GOAL:
Pull every line holding the string "Slots" from the records below.

>>

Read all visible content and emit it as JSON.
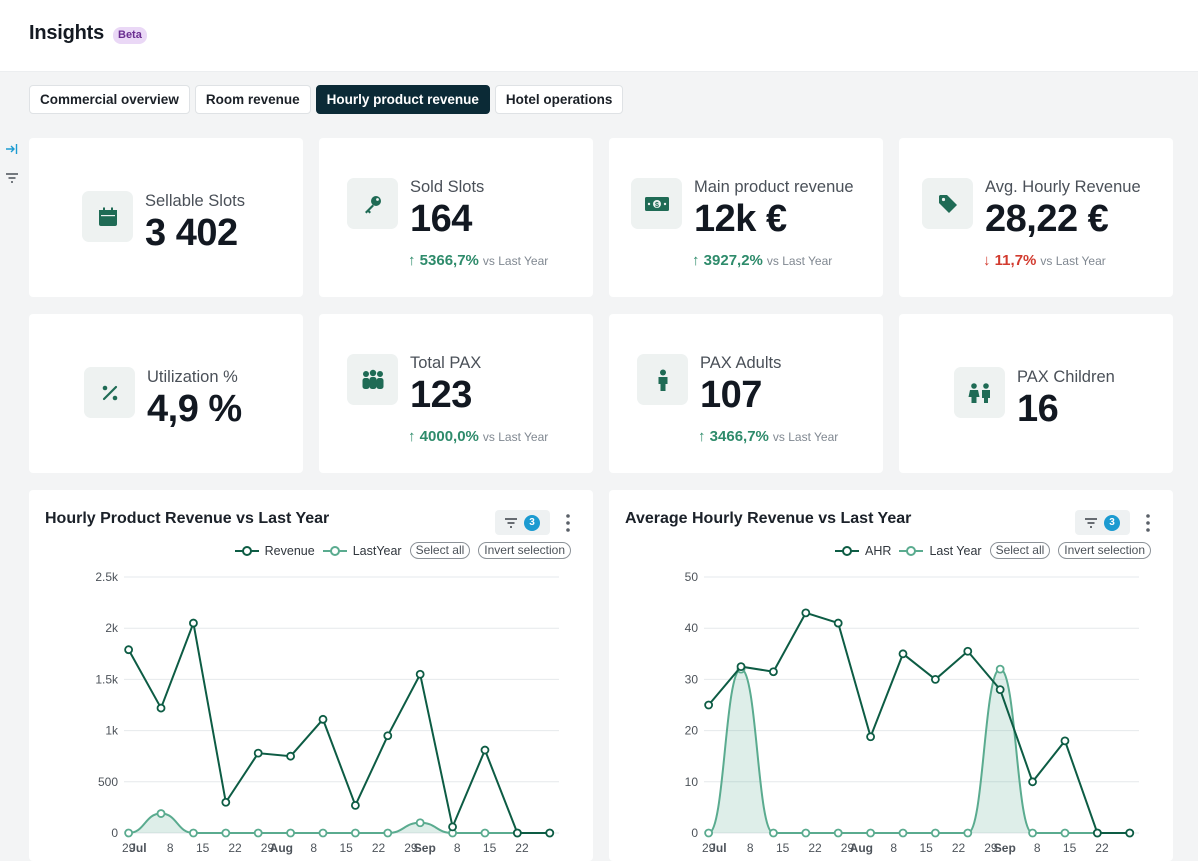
{
  "header": {
    "title": "Insights",
    "badge": "Beta"
  },
  "tabs": [
    {
      "label": "Commercial overview",
      "active": false
    },
    {
      "label": "Room revenue",
      "active": false
    },
    {
      "label": "Hourly product revenue",
      "active": true
    },
    {
      "label": "Hotel operations",
      "active": false
    }
  ],
  "sidebar": {
    "icons": [
      "collapse-icon",
      "filter-icon"
    ]
  },
  "kpis": [
    {
      "label": "Sellable Slots",
      "value": "3 402",
      "icon": "calendar-icon"
    },
    {
      "label": "Sold Slots",
      "value": "164",
      "delta": "5366,7%",
      "direction": "up",
      "vs": "vs Last Year",
      "icon": "key-icon"
    },
    {
      "label": "Main product revenue",
      "value": "12k €",
      "delta": "3927,2%",
      "direction": "up",
      "vs": "vs Last Year",
      "icon": "money-icon"
    },
    {
      "label": "Avg. Hourly Revenue",
      "value": "28,22 €",
      "delta": "11,7%",
      "direction": "down",
      "vs": "vs Last Year",
      "icon": "tag-icon"
    },
    {
      "label": "Utilization %",
      "value": "4,9 %",
      "icon": "percent-icon"
    },
    {
      "label": "Total PAX",
      "value": "123",
      "delta": "4000,0%",
      "direction": "up",
      "vs": "vs Last Year",
      "icon": "group-icon"
    },
    {
      "label": "PAX Adults",
      "value": "107",
      "delta": "3466,7%",
      "direction": "up",
      "vs": "vs Last Year",
      "icon": "person-icon"
    },
    {
      "label": "PAX Children",
      "value": "16",
      "icon": "children-icon"
    }
  ],
  "colors": {
    "accent": "#0d5c44",
    "secondary": "#5aab8f",
    "tab_active": "#0b2a36",
    "up": "#2e8b6b",
    "down": "#d23b2f",
    "badge": "#1c9bd1"
  },
  "charts": [
    {
      "title": "Hourly Product Revenue vs Last Year",
      "filter_count": "3",
      "select_all": "Select all",
      "invert": "Invert selection"
    },
    {
      "title": "Average Hourly Revenue vs Last Year",
      "filter_count": "3",
      "select_all": "Select all",
      "invert": "Invert selection"
    }
  ],
  "chart_data": [
    {
      "type": "line",
      "title": "Hourly Product Revenue vs Last Year",
      "ylim": [
        0,
        2500
      ],
      "y_ticks": [
        "0",
        "500",
        "1k",
        "1.5k",
        "2k",
        "2.5k"
      ],
      "y_tick_values": [
        0,
        500,
        1000,
        1500,
        2000,
        2500
      ],
      "x_ticks": [
        "29",
        "Jul",
        "8",
        "15",
        "22",
        "29",
        "Aug",
        "8",
        "15",
        "22",
        "29",
        "Sep",
        "8",
        "15",
        "22"
      ],
      "x_tick_days": [
        0,
        2,
        9,
        16,
        23,
        30,
        33,
        40,
        47,
        54,
        61,
        64,
        71,
        78,
        85
      ],
      "x_domain": [
        -1,
        93
      ],
      "grid": true,
      "legend": "top-right",
      "series": [
        {
          "name": "Revenue",
          "color": "#0d5c44",
          "area": false,
          "x": [
            0,
            7,
            14,
            21,
            28,
            35,
            42,
            49,
            56,
            63,
            70,
            77,
            84,
            91
          ],
          "values": [
            1790,
            1220,
            2050,
            300,
            780,
            750,
            1110,
            270,
            950,
            1550,
            60,
            810,
            0,
            0
          ]
        },
        {
          "name": "LastYear",
          "color": "#5aab8f",
          "area": true,
          "x": [
            0,
            7,
            14,
            21,
            28,
            35,
            42,
            49,
            56,
            63,
            70,
            77,
            84,
            91
          ],
          "values": [
            0,
            190,
            0,
            0,
            0,
            0,
            0,
            0,
            0,
            100,
            0,
            0,
            0,
            0
          ]
        }
      ]
    },
    {
      "type": "line",
      "title": "Average Hourly Revenue vs Last Year",
      "ylim": [
        0,
        50
      ],
      "y_ticks": [
        "0",
        "10",
        "20",
        "30",
        "40",
        "50"
      ],
      "y_tick_values": [
        0,
        10,
        20,
        30,
        40,
        50
      ],
      "x_ticks": [
        "29",
        "Jul",
        "8",
        "15",
        "22",
        "29",
        "Aug",
        "8",
        "15",
        "22",
        "29",
        "Sep",
        "8",
        "15",
        "22"
      ],
      "x_tick_days": [
        0,
        2,
        9,
        16,
        23,
        30,
        33,
        40,
        47,
        54,
        61,
        64,
        71,
        78,
        85
      ],
      "x_domain": [
        -1,
        93
      ],
      "grid": true,
      "legend": "top-right",
      "series": [
        {
          "name": "AHR",
          "color": "#0d5c44",
          "area": false,
          "x": [
            0,
            7,
            14,
            21,
            28,
            35,
            42,
            49,
            56,
            63,
            70,
            77,
            84,
            91
          ],
          "values": [
            25,
            32.5,
            31.5,
            43,
            41,
            18.8,
            35,
            30,
            35.5,
            28,
            10,
            18,
            0,
            0
          ]
        },
        {
          "name": "Last Year",
          "color": "#5aab8f",
          "area": true,
          "x": [
            0,
            7,
            14,
            21,
            28,
            35,
            42,
            49,
            56,
            63,
            70,
            77,
            84,
            91
          ],
          "values": [
            0,
            32,
            0,
            0,
            0,
            0,
            0,
            0,
            0,
            32,
            0,
            0,
            0,
            0
          ]
        }
      ]
    }
  ]
}
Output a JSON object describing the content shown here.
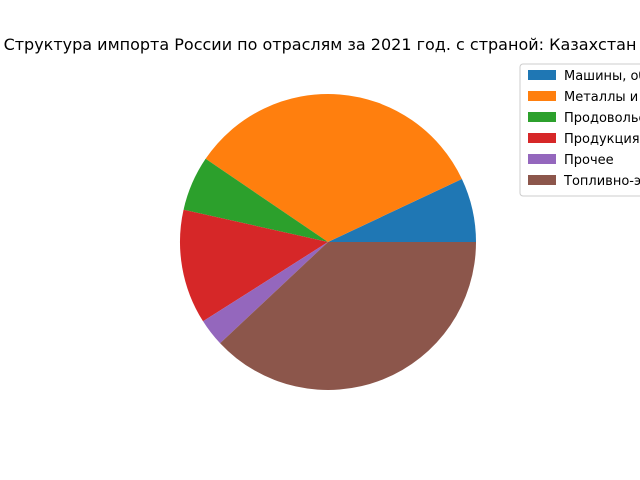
{
  "chart_data": {
    "type": "pie",
    "title": "Структура импорта России по отраслям за 2021 год. с страной: Казахстан",
    "legend_position": "top-right",
    "labels": [
      "Машины, оборудование и транспортные средства",
      "Металлы и изделия из них",
      "Продовольственные товары и сырье",
      "Продукция химической промышленности",
      "Прочее",
      "Топливно-энергетические товары"
    ],
    "values": [
      7.0,
      33.5,
      6.0,
      12.5,
      3.0,
      38.0
    ],
    "colors": [
      "#1f77b4",
      "#ff7f0e",
      "#2ca02c",
      "#d62728",
      "#9467bd",
      "#8c564b"
    ]
  }
}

<<

OUTPUT:
      "label": "Sellable Slots",
      "label": "Sold Slots",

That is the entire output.